**WHAT THE TASK ASKS**
Copy out all the records, word for word.
-- start --
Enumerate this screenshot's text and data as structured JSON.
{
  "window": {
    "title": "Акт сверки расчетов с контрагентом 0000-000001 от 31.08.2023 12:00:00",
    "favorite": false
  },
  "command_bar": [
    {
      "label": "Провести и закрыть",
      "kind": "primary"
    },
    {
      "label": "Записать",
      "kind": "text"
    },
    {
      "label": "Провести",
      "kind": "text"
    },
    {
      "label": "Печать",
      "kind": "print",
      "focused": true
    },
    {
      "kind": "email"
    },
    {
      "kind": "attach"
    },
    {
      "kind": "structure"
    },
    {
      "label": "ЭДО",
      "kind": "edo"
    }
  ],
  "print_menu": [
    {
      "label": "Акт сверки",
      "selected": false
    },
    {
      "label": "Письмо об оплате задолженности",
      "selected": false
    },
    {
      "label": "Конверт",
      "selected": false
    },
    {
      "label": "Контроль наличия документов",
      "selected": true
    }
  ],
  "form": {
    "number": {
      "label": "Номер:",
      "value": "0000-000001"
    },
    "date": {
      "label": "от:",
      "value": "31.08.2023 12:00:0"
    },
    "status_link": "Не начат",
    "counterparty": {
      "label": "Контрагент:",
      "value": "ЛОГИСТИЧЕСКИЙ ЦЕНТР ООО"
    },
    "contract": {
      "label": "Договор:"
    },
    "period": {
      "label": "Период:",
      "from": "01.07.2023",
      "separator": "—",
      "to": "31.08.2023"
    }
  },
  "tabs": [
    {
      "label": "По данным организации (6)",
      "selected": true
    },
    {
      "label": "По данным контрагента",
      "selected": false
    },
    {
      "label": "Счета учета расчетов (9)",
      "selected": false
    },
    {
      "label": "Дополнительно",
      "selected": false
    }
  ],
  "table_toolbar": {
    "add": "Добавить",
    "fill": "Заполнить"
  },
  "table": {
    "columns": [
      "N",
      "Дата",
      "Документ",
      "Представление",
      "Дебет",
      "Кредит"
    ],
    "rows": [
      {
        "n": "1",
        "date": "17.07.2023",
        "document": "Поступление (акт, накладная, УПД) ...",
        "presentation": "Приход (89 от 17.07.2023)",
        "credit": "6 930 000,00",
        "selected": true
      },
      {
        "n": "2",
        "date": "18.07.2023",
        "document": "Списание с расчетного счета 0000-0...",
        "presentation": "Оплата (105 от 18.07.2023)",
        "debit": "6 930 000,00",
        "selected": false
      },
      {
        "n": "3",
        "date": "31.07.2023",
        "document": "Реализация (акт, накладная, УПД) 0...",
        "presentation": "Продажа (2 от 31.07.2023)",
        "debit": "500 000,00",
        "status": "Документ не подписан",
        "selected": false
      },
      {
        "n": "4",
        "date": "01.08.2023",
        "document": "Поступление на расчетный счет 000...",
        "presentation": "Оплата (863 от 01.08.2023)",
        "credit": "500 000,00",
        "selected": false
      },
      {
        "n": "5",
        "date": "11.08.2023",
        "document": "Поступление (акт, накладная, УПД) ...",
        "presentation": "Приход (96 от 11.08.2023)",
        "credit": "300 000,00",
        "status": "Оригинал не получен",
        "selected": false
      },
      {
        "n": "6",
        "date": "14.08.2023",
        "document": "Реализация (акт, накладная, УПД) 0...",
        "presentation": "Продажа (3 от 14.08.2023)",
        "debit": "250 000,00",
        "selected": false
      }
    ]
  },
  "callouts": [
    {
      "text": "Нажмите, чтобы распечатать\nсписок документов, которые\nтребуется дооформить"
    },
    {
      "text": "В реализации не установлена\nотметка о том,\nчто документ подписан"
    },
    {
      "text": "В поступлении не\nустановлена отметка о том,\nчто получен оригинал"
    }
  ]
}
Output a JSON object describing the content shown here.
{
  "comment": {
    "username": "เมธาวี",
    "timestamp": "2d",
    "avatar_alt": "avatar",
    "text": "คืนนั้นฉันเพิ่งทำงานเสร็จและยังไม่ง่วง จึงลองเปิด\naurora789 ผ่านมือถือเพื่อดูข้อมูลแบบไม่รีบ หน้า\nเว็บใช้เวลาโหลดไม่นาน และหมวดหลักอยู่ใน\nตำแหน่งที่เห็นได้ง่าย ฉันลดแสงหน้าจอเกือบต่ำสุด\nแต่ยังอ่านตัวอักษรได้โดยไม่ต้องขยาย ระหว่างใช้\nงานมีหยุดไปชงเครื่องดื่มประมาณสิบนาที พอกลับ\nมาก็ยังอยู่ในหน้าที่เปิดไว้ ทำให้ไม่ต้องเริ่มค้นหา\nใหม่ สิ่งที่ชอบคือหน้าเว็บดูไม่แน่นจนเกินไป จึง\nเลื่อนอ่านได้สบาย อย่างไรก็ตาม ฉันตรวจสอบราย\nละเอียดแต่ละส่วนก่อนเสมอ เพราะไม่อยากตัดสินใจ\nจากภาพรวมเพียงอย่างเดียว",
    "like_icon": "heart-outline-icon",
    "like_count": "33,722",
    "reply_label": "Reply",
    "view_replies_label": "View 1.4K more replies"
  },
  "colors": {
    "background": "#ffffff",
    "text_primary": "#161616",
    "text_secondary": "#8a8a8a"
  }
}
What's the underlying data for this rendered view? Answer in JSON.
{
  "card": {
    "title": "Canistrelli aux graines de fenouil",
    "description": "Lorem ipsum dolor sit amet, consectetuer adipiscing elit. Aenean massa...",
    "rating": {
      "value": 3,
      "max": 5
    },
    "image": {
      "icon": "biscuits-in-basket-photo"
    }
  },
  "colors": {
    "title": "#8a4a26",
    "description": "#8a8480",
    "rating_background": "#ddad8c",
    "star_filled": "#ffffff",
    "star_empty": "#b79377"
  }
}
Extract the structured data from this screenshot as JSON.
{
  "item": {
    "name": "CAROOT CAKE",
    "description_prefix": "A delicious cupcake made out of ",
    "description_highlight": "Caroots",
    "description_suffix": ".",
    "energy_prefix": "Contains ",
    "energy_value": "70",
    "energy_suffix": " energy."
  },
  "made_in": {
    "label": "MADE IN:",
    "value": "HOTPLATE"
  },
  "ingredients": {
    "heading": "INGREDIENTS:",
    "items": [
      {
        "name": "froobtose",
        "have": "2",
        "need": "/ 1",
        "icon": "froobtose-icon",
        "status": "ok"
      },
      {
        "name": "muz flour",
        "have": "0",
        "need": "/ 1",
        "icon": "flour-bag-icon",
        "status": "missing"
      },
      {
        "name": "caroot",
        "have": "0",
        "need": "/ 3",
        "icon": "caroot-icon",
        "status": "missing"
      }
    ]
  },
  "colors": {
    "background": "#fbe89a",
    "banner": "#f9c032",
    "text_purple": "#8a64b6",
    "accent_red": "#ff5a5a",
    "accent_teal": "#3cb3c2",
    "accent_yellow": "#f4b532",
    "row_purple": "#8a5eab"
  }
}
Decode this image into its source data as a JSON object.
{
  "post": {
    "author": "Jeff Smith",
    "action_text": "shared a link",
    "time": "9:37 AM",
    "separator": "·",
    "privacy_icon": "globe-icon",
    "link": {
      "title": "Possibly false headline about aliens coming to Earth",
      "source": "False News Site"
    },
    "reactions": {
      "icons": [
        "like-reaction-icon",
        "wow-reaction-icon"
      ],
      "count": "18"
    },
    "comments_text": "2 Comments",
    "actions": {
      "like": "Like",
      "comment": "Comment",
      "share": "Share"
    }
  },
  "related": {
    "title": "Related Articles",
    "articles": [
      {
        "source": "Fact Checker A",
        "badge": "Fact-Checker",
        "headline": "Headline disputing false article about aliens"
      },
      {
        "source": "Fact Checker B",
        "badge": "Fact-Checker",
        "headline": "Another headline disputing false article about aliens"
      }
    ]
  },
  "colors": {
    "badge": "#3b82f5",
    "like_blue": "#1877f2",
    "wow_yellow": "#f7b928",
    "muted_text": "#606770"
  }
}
-- end --
**EXPECTED ANSWER**
Enumerate this screenshot's text and data as structured JSON.
{
  "window": {
    "title": "Акт сверки расчетов с контрагентом 0000-000001 от 31.08.2023 12:00:00",
    "favorite": false
  },
  "command_bar": [
    {
      "label": "Провести и закрыть",
      "kind": "primary"
    },
    {
      "label": "Записать",
      "kind": "text"
    },
    {
      "label": "Провести",
      "kind": "text"
    },
    {
      "label": "Печать",
      "kind": "print",
      "focused": true
    },
    {
      "kind": "email"
    },
    {
      "kind": "attach"
    },
    {
      "kind": "structure"
    },
    {
      "label": "ЭДО",
      "kind": "edo"
    }
  ],
  "print_menu": [
    {
      "label": "Акт сверки",
      "selected": false
    },
    {
      "label": "Письмо об оплате задолженности",
      "selected": false
    },
    {
      "label": "Конверт",
      "selected": false
    },
    {
      "label": "Контроль наличия документов",
      "selected": true
    }
  ],
  "form": {
    "number": {
      "label": "Номер:",
      "value": "0000-000001"
    },
    "date": {
      "label": "от:",
      "value": "31.08.2023 12:00:0"
    },
    "status_link": "Не начат",
    "counterparty": {
      "label": "Контрагент:",
      "value": "ЛОГИСТИЧЕСКИЙ ЦЕНТР ООО"
    },
    "contract": {
      "label": "Договор:"
    },
    "period": {
      "label": "Период:",
      "from": "01.07.2023",
      "separator": "—",
      "to": "31.08.2023"
    }
  },
  "tabs": [
    {
      "label": "По данным организации (6)",
      "selected": true
    },
    {
      "label": "По данным контрагента",
      "selected": false
    },
    {
      "label": "Счета учета расчетов (9)",
      "selected": false
    },
    {
      "label": "Дополнительно",
      "selected": false
    }
  ],
  "table_toolbar": {
    "add": "Добавить",
    "fill": "Заполнить"
  },
  "table": {
    "columns": [
      "N",
      "Дата",
      "Документ",
      "Представление",
      "Дебет",
      "Кредит"
    ],
    "rows": [
      {
        "n": "1",
        "date": "17.07.2023",
        "document": "Поступление (акт, накладная, УПД) ...",
        "presentation": "Приход (89 от 17.07.2023)",
        "credit": "6 930 000,00",
        "selected": true
      },
      {
        "n": "2",
        "date": "18.07.2023",
        "document": "Списание с расчетного счета 0000-0...",
        "presentation": "Оплата (105 от 18.07.2023)",
        "debit": "6 930 000,00",
        "selected": false
      },
      {
        "n": "3",
        "date": "31.07.2023",
        "document": "Реализация (акт, накладная, УПД) 0...",
        "presentation": "Продажа (2 от 31.07.2023)",
        "debit": "500 000,00",
        "status": "Документ не подписан",
        "selected": false
      },
      {
        "n": "4",
        "date": "01.08.2023",
        "document": "Поступление на расчетный счет 000...",
        "presentation": "Оплата (863 от 01.08.2023)",
        "credit": "500 000,00",
        "selected": false
      },
      {
        "n": "5",
        "date": "11.08.2023",
        "document": "Поступление (акт, накладная, УПД) ...",
        "presentation": "Приход (96 от 11.08.2023)",
        "credit": "300 000,00",
        "status": "Оригинал не получен",
        "selected": false
      },
      {
        "n": "6",
        "date": "14.08.2023",
        "document": "Реализация (акт, накладная, УПД) 0...",
        "presentation": "Продажа (3 от 14.08.2023)",
        "debit": "250 000,00",
        "selected": false
      }
    ]
  },
  "callouts": [
    {
      "text": "Нажмите, чтобы распечатать\nсписок документов, которые\nтребуется дооформить"
    },
    {
      "text": "В реализации не установлена\nотметка о том,\nчто документ подписан"
    },
    {
      "text": "В поступлении не\nустановлена отметка о том,\nчто получен оригинал"
    }
  ]
}
Output a JSON object describing the content shown here.
{
  "comment": {
    "username": "เมธาวี",
    "timestamp": "2d",
    "avatar_alt": "avatar",
    "text": "คืนนั้นฉันเพิ่งทำงานเสร็จและยังไม่ง่วง จึงลองเปิด\naurora789 ผ่านมือถือเพื่อดูข้อมูลแบบไม่รีบ หน้า\nเว็บใช้เวลาโหลดไม่นาน และหมวดหลักอยู่ใน\nตำแหน่งที่เห็นได้ง่าย ฉันลดแสงหน้าจอเกือบต่ำสุด\nแต่ยังอ่านตัวอักษรได้โดยไม่ต้องขยาย ระหว่างใช้\nงานมีหยุดไปชงเครื่องดื่มประมาณสิบนาที พอกลับ\nมาก็ยังอยู่ในหน้าที่เปิดไว้ ทำให้ไม่ต้องเริ่มค้นหา\nใหม่ สิ่งที่ชอบคือหน้าเว็บดูไม่แน่นจนเกินไป จึง\nเลื่อนอ่านได้สบาย อย่างไรก็ตาม ฉันตรวจสอบราย\nละเอียดแต่ละส่วนก่อนเสมอ เพราะไม่อยากตัดสินใจ\nจากภาพรวมเพียงอย่างเดียว",
    "like_icon": "heart-outline-icon",
    "like_count": "33,722",
    "reply_label": "Reply",
    "view_replies_label": "View 1.4K more replies"
  },
  "colors": {
    "background": "#ffffff",
    "text_primary": "#161616",
    "text_secondary": "#8a8a8a"
  }
}
What's the underlying data for this rendered view? Answer in JSON.
{
  "card": {
    "title": "Canistrelli aux graines de fenouil",
    "description": "Lorem ipsum dolor sit amet, consectetuer adipiscing elit. Aenean massa...",
    "rating": {
      "value": 3,
      "max": 5
    },
    "image": {
      "icon": "biscuits-in-basket-photo"
    }
  },
  "colors": {
    "title": "#8a4a26",
    "description": "#8a8480",
    "rating_background": "#ddad8c",
    "star_filled": "#ffffff",
    "star_empty": "#b79377"
  }
}
Extract the structured data from this screenshot as JSON.
{
  "item": {
    "name": "CAROOT CAKE",
    "description_prefix": "A delicious cupcake made out of ",
    "description_highlight": "Caroots",
    "description_suffix": ".",
    "energy_prefix": "Contains ",
    "energy_value": "70",
    "energy_suffix": " energy."
  },
  "made_in": {
    "label": "MADE IN:",
    "value": "HOTPLATE"
  },
  "ingredients": {
    "heading": "INGREDIENTS:",
    "items": [
      {
        "name": "froobtose",
        "have": "2",
        "need": "/ 1",
        "icon": "froobtose-icon",
        "status": "ok"
      },
      {
        "name": "muz flour",
        "have": "0",
        "need": "/ 1",
        "icon": "flour-bag-icon",
        "status": "missing"
      },
      {
        "name": "caroot",
        "have": "0",
        "need": "/ 3",
        "icon": "caroot-icon",
        "status": "missing"
      }
    ]
  },
  "colors": {
    "background": "#fbe89a",
    "banner": "#f9c032",
    "text_purple": "#8a64b6",
    "accent_red": "#ff5a5a",
    "accent_teal": "#3cb3c2",
    "accent_yellow": "#f4b532",
    "row_purple": "#8a5eab"
  }
}
Decode this image into its source data as a JSON object.
{
  "post": {
    "author": "Jeff Smith",
    "action_text": "shared a link",
    "time": "9:37 AM",
    "separator": "·",
    "privacy_icon": "globe-icon",
    "link": {
      "title": "Possibly false headline about aliens coming to Earth",
      "source": "False News Site"
    },
    "reactions": {
      "icons": [
        "like-reaction-icon",
        "wow-reaction-icon"
      ],
      "count": "18"
    },
    "comments_text": "2 Comments",
    "actions": {
      "like": "Like",
      "comment": "Comment",
      "share": "Share"
    }
  },
  "related": {
    "title": "Related Articles",
    "articles": [
      {
        "source": "Fact Checker A",
        "badge": "Fact-Checker",
        "headline": "Headline disputing false article about aliens"
      },
      {
        "source": "Fact Checker B",
        "badge": "Fact-Checker",
        "headline": "Another headline disputing false article about aliens"
      }
    ]
  },
  "colors": {
    "badge": "#3b82f5",
    "like_blue": "#1877f2",
    "wow_yellow": "#f7b928",
    "muted_text": "#606770"
  }
}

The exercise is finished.